[BEGIN]

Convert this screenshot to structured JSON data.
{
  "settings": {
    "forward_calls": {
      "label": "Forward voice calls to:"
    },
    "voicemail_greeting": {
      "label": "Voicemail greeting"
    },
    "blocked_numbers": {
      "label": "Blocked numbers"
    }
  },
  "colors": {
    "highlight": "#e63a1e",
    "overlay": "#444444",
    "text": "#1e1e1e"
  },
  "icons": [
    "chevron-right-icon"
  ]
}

[END]

(What to work on) In the entries above, count each line that holds "label". Give the total and nothing else.

(Full answer) 3